Document passage:
________

Use match to branch on the shape of values.

match is the “workhorse” control flow construct in Rex. You’ll use it for:

  • consuming ADTs (Option, Result, your own types),
  • splitting lists ([] vs x::xs),
  • checking key presence in dicts ({a, b}),
  • refining record-carrying variants so projection/update typecheck.

Matching ADTs

type Maybe a = Just a | Nothing

let fromMaybe = \d m ->
  match m
    when Just x -> x
    when Nothing -> d
in
  fromMaybe 0 (Just 5)

Rex checks matches for exhaustiveness on ADTs and reports missing constructors.

Inline match syntax

You’ll often see compact “inline” matches in examples:

match (Some 1)
  when Some x -> x
  when None -> 0

Common patterns

Wildcards:

match [1, 2, 3]
  when Empty -> 0
  when Cons _ _ -> 1

List patterns:

match [1, 2]
  when [] -> 0
  when [x] -> x
  when [x, y] -> x + y
  when _ -> 0

Cons patterns:

match [1, 2, 3]
  when h::t -> h
  when [] -> 0

h::t is equivalent to Cons h t; both expression forms are valid.

________

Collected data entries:
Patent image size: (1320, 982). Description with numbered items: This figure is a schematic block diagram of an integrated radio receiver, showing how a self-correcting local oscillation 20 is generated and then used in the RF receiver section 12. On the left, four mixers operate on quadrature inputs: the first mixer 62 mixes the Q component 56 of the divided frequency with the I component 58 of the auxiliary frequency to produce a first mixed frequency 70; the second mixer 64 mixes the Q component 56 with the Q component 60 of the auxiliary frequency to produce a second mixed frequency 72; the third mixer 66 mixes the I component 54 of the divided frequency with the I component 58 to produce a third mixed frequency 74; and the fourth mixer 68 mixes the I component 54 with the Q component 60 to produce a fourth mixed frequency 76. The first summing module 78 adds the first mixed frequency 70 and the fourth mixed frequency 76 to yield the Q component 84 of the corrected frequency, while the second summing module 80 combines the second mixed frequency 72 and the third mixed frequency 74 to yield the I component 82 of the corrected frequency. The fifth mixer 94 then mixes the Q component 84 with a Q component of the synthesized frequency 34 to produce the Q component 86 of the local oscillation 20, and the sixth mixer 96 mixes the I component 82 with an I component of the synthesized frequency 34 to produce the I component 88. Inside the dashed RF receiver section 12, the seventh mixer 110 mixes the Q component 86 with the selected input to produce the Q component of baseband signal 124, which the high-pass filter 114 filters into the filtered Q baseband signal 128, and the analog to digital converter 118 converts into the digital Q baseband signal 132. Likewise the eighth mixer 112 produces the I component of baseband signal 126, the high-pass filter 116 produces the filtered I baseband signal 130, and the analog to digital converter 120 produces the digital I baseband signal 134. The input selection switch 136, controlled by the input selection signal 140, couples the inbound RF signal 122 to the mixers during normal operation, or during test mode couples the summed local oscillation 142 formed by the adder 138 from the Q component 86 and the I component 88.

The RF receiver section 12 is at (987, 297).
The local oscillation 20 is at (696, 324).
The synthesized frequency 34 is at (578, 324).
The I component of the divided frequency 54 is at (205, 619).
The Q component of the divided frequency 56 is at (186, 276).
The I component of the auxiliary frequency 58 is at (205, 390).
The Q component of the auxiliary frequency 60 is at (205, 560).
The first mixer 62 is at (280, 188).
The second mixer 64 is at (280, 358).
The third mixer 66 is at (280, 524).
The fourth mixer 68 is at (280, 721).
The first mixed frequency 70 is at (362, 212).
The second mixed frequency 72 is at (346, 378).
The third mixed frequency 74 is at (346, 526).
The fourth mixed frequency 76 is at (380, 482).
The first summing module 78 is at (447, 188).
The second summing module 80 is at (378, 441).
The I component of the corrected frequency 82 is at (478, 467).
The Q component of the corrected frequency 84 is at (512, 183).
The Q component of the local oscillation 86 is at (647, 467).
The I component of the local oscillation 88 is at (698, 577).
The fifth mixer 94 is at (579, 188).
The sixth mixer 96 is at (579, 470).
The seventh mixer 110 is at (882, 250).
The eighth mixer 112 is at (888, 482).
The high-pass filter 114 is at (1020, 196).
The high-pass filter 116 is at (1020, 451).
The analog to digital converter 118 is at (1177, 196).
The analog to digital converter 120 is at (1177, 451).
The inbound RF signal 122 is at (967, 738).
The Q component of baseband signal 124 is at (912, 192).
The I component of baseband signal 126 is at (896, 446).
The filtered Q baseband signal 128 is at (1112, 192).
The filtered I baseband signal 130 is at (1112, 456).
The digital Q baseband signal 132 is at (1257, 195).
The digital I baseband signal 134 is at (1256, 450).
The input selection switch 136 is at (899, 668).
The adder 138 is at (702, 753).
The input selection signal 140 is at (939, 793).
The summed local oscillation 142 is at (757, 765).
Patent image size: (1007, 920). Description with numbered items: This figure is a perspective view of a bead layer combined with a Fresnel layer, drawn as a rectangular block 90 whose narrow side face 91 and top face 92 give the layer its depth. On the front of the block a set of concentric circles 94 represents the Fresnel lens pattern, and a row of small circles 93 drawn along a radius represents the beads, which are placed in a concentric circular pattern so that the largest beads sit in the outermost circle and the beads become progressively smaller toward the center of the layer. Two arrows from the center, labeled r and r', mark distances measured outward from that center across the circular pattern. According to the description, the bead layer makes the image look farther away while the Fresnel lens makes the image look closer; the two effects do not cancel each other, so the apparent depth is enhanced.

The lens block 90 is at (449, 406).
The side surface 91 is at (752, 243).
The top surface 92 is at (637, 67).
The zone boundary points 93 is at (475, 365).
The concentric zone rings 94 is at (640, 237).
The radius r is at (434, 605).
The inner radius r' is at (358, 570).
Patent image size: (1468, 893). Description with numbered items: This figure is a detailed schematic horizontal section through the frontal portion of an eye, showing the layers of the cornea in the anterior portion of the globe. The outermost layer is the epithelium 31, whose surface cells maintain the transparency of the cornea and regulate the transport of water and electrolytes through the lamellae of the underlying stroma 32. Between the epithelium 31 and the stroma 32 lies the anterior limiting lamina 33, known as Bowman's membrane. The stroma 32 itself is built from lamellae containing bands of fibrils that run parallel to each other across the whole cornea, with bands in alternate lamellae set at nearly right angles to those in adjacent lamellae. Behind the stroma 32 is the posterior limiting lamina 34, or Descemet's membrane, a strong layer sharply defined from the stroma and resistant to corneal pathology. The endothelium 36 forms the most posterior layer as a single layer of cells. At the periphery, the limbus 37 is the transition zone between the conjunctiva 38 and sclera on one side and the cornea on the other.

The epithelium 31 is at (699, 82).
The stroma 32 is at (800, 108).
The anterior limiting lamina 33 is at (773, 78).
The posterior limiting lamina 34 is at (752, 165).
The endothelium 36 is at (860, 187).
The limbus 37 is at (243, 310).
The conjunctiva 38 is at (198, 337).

________

What you need to do:
1/ According to the Rex match guide, why would you apply match to record-carrying variants?
2/ Continue the Rex match guide from its last sentence.
The data above was gathered from a separate source.

Answers in order:
1/ You apply match to record-carrying variants to refine them. That refinement lets projection and update typecheck.

2/
Record patterns on record-carrying constructors:

type Point = Point { x: i32, y: i32 }

let p = Point { x = 1, y = 2 } in
match p
  when Point { x: x, y: y } -> x + y

Dict key presence patterns:

let d = ({ a = 1, b = 2 }) is Dict i32 in
match d
  when {a, b} -> a + b
  when {a} -> a
  when {} -> 0

Arrow spelling

Arms can use -> or :

type Bit = T | F

let v = T in
match v
  when T → 1
  when F -> 0

Ordering and fallbacks

Match arms are tried top-to-bottom. Put specific patterns first and broad patterns (like _ or {}) last.